[Dataset entries]

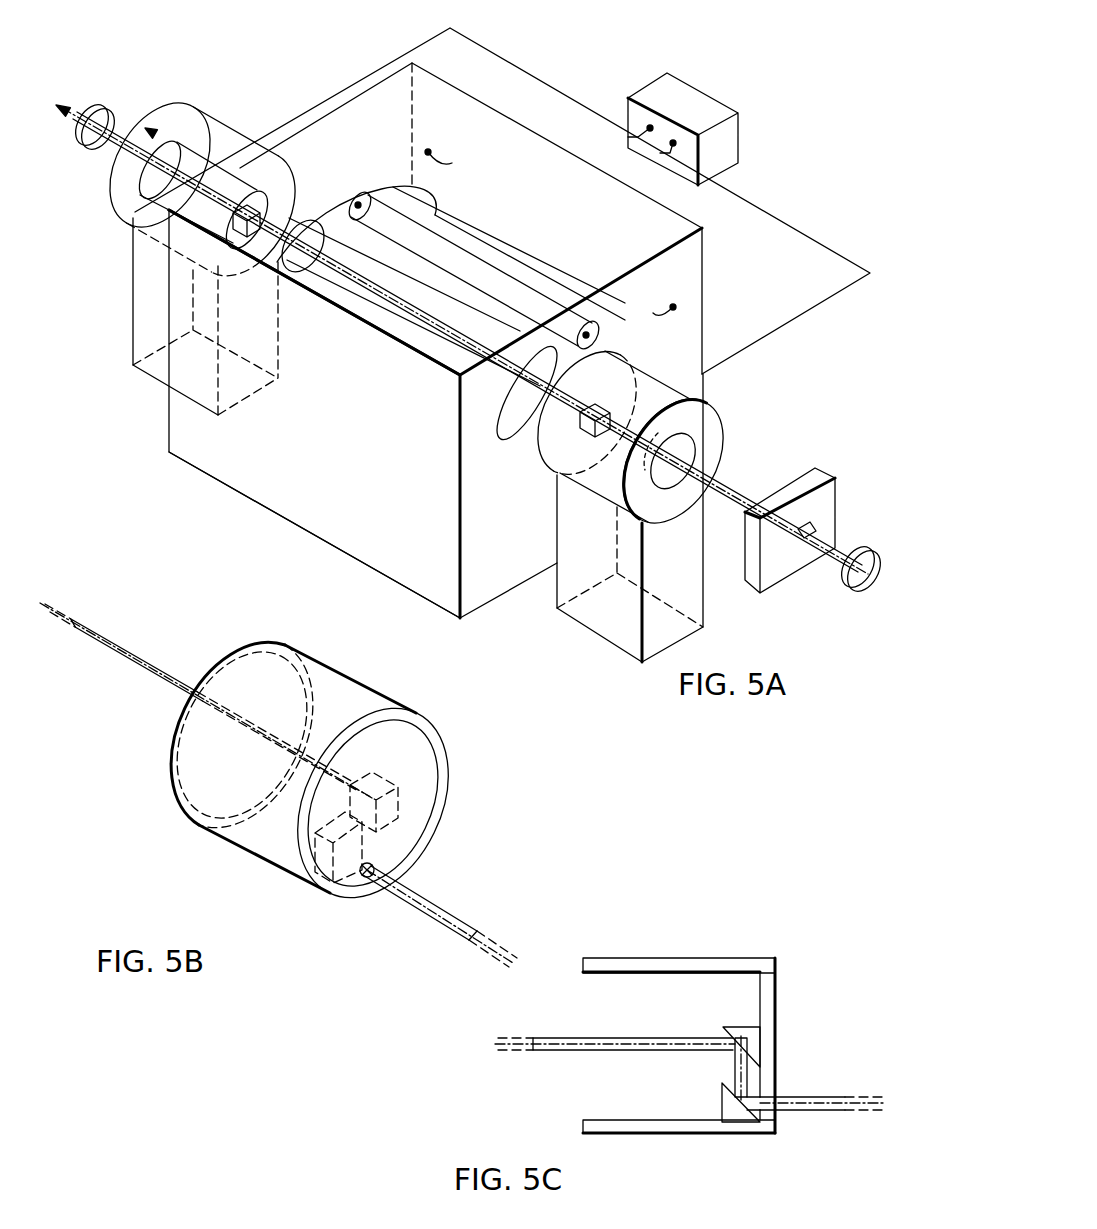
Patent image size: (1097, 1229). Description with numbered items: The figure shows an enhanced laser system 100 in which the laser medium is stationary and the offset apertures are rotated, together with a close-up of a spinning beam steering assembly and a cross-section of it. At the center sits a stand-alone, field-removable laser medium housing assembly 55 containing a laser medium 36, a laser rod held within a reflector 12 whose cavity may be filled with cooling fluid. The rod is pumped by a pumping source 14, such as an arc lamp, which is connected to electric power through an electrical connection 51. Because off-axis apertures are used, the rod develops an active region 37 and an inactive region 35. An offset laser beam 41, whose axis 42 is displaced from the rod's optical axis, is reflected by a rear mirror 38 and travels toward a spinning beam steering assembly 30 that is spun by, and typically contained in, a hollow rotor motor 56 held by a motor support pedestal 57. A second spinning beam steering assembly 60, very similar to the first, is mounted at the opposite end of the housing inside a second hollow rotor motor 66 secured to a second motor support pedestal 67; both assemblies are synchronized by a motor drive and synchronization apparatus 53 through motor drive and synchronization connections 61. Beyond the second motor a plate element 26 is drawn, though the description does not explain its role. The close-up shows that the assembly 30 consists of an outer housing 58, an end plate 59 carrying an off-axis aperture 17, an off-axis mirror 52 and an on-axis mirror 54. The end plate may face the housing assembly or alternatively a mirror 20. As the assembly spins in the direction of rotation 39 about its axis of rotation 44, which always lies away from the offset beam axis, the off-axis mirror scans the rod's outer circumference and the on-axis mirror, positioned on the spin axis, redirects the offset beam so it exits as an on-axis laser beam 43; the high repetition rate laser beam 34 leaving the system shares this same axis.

In FIG. 5A, the reflector 12 is at (463, 213).
In FIG. 5A, the pumping source 14 is at (472, 247).
In FIG. 5B, the off-axis aperture 17 is at (363, 883).
In FIG. 5C, the off-axis aperture 17 is at (767, 1087).
In FIG. 5A, the mirror 20 is at (112, 115).
In FIG. 5A, the end plate 26 is at (815, 468).
In FIG. 5A, the spinning beam steering assembly 30 is at (240, 160).
In FIG. 5B, the spinning beam steering assembly 30 is at (446, 711).
In FIG. 5C, the spinning beam steering assembly 30 is at (683, 908).
In FIG. 5A, the high repetition rate laser beam 34 is at (72, 102).
In FIG. 5A, the inactive region 35 is at (470, 307).
In FIG. 5A, the laser medium 36 is at (443, 367).
In FIG. 5A, the active region 37 is at (282, 300).
In FIG. 5A, the rear mirror 38 is at (862, 583).
In FIG. 5A, the direction of rotation 39 is at (137, 200).
In FIG. 5A, the offset laser beam 41 is at (273, 220).
In FIG. 5B, the offset laser beam 41 is at (480, 927).
In FIG. 5C, the offset laser beam 41 is at (810, 1118).
In FIG. 5A, the offset laser beam axis 42 is at (280, 270).
In FIG. 5B, the offset laser beam axis 42 is at (457, 913).
In FIG. 5C, the offset laser beam axis 42 is at (834, 1115).
In FIG. 5A, the on-axis laser beam 43 is at (122, 168).
In FIG. 5B, the on-axis laser beam 43 is at (123, 643).
In FIG. 5C, the on-axis laser beam 43 is at (568, 1052).
In FIG. 5A, the axis of rotation 44 is at (150, 130).
In FIG. 5B, the axis of rotation 44 is at (167, 690).
In FIG. 5C, the axis of rotation 44 is at (548, 1040).
In FIG. 5A, the electrical connection 51 is at (431, 153).
In FIG. 5B, the off-axis mirror 52 is at (323, 893).
In FIG. 5C, the off-axis mirror 52 is at (748, 1124).
In FIG. 5A, the motor drive and synchronization apparatus 53 is at (740, 133).
In FIG. 5B, the on-axis mirror 54 is at (373, 765).
In FIG. 5C, the on-axis mirror 54 is at (752, 1038).
In FIG. 5A, the laser medium housing assembly 55 is at (294, 523).
In FIG. 5A, the hollow rotor motor 56 is at (236, 140).
In FIG. 5A, the motor support pedestal 57 is at (145, 342).
In FIG. 5B, the outer housing 58 is at (257, 860).
In FIG. 5C, the outer housing 58 is at (643, 962).
In FIG. 5B, the end plate 59 is at (417, 760).
In FIG. 5C, the end plate 59 is at (770, 985).
In FIG. 5A, the second spinning beam steering assembly 60 is at (683, 493).
In FIG. 5A, the motor drive and synchronization connections 61 is at (543, 83).
In FIG. 5A, the second hollow rotor motor 66 is at (725, 462).
In FIG. 5A, the second motor support pedestal 67 is at (698, 597).
In FIG. 5A, the enhanced laser system 100 is at (580, 93).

**Exercise:**
Reproduce all the items above without the pictures, swapping "offset apertures" for "off-axis apertures" and keeping everything else the same.

**Answer to the exercise:**
Patent image size: (1097, 1229). Description with numbered items: The figure shows an enhanced laser system 100 in which the laser medium is stationary and the off-axis apertures are rotated, together with a close-up of a spinning beam steering assembly and a cross-section of it. At the center sits a stand-alone, field-removable laser medium housing assembly 55 containing a laser medium 36, a laser rod held within a reflector 12 whose cavity may be filled with cooling fluid. The rod is pumped by a pumping source 14, such as an arc lamp, which is connected to electric power through an electrical connection 51. Because off-axis apertures are used, the rod develops an active region 37 and an inactive region 35. An offset laser beam 41, whose axis 42 is displaced from the rod's optical axis, is reflected by a rear mirror 38 and travels toward a spinning beam steering assembly 30 that is spun by, and typically contained in, a hollow rotor motor 56 held by a motor support pedestal 57. A second spinning beam steering assembly 60, very similar to the first, is mounted at the opposite end of the housing inside a second hollow rotor motor 66 secured to a second motor support pedestal 67; both assemblies are synchronized by a motor drive and synchronization apparatus 53 through motor drive and synchronization connections 61. Beyond the second motor a plate element 26 is drawn, though the description does not explain its role. The close-up shows that the assembly 30 consists of an outer housing 58, an end plate 59 carrying an off-axis aperture 17, an off-axis mirror 52 and an on-axis mirror 54. The end plate may face the housing assembly or alternatively a mirror 20. As the assembly spins in the direction of rotation 39 about its axis of rotation 44, which always lies away from the offset beam axis, the off-axis mirror scans the rod's outer circumference and the on-axis mirror, positioned on the spin axis, redirects the offset beam so it exits as an on-axis laser beam 43; the high repetition rate laser beam 34 leaving the system shares this same axis.

In FIG. 5A, the reflector 12 is at (463, 213).
In FIG. 5A, the pumping source 14 is at (472, 247).
In FIG. 5B, the off-axis aperture 17 is at (363, 883).
In FIG. 5C, the off-axis aperture 17 is at (767, 1087).
In FIG. 5A, the mirror 20 is at (112, 115).
In FIG. 5A, the end plate 26 is at (815, 468).
In FIG. 5A, the spinning beam steering assembly 30 is at (240, 160).
In FIG. 5B, the spinning beam steering assembly 30 is at (446, 711).
In FIG. 5C, the spinning beam steering assembly 30 is at (683, 908).
In FIG. 5A, the high repetition rate laser beam 34 is at (72, 102).
In FIG. 5A, the inactive region 35 is at (470, 307).
In FIG. 5A, the laser medium 36 is at (443, 367).
In FIG. 5A, the active region 37 is at (282, 300).
In FIG. 5A, the rear mirror 38 is at (862, 583).
In FIG. 5A, the direction of rotation 39 is at (137, 200).
In FIG. 5A, the offset laser beam 41 is at (273, 220).
In FIG. 5B, the offset laser beam 41 is at (480, 927).
In FIG. 5C, the offset laser beam 41 is at (810, 1118).
In FIG. 5A, the offset laser beam axis 42 is at (280, 270).
In FIG. 5B, the offset laser beam axis 42 is at (457, 913).
In FIG. 5C, the offset laser beam axis 42 is at (834, 1115).
In FIG. 5A, the on-axis laser beam 43 is at (122, 168).
In FIG. 5B, the on-axis laser beam 43 is at (123, 643).
In FIG. 5C, the on-axis laser beam 43 is at (568, 1052).
In FIG. 5A, the axis of rotation 44 is at (150, 130).
In FIG. 5B, the axis of rotation 44 is at (167, 690).
In FIG. 5C, the axis of rotation 44 is at (548, 1040).
In FIG. 5A, the electrical connection 51 is at (431, 153).
In FIG. 5B, the off-axis mirror 52 is at (323, 893).
In FIG. 5C, the off-axis mirror 52 is at (748, 1124).
In FIG. 5A, the motor drive and synchronization apparatus 53 is at (740, 133).
In FIG. 5B, the on-axis mirror 54 is at (373, 765).
In FIG. 5C, the on-axis mirror 54 is at (752, 1038).
In FIG. 5A, the laser medium housing assembly 55 is at (294, 523).
In FIG. 5A, the hollow rotor motor 56 is at (236, 140).
In FIG. 5A, the motor support pedestal 57 is at (145, 342).
In FIG. 5B, the outer housing 58 is at (257, 860).
In FIG. 5C, the outer housing 58 is at (643, 962).
In FIG. 5B, the end plate 59 is at (417, 760).
In FIG. 5C, the end plate 59 is at (770, 985).
In FIG. 5A, the second spinning beam steering assembly 60 is at (683, 493).
In FIG. 5A, the motor drive and synchronization connections 61 is at (543, 83).
In FIG. 5A, the second hollow rotor motor 66 is at (725, 462).
In FIG. 5A, the second motor support pedestal 67 is at (698, 597).
In FIG. 5A, the enhanced laser system 100 is at (580, 93).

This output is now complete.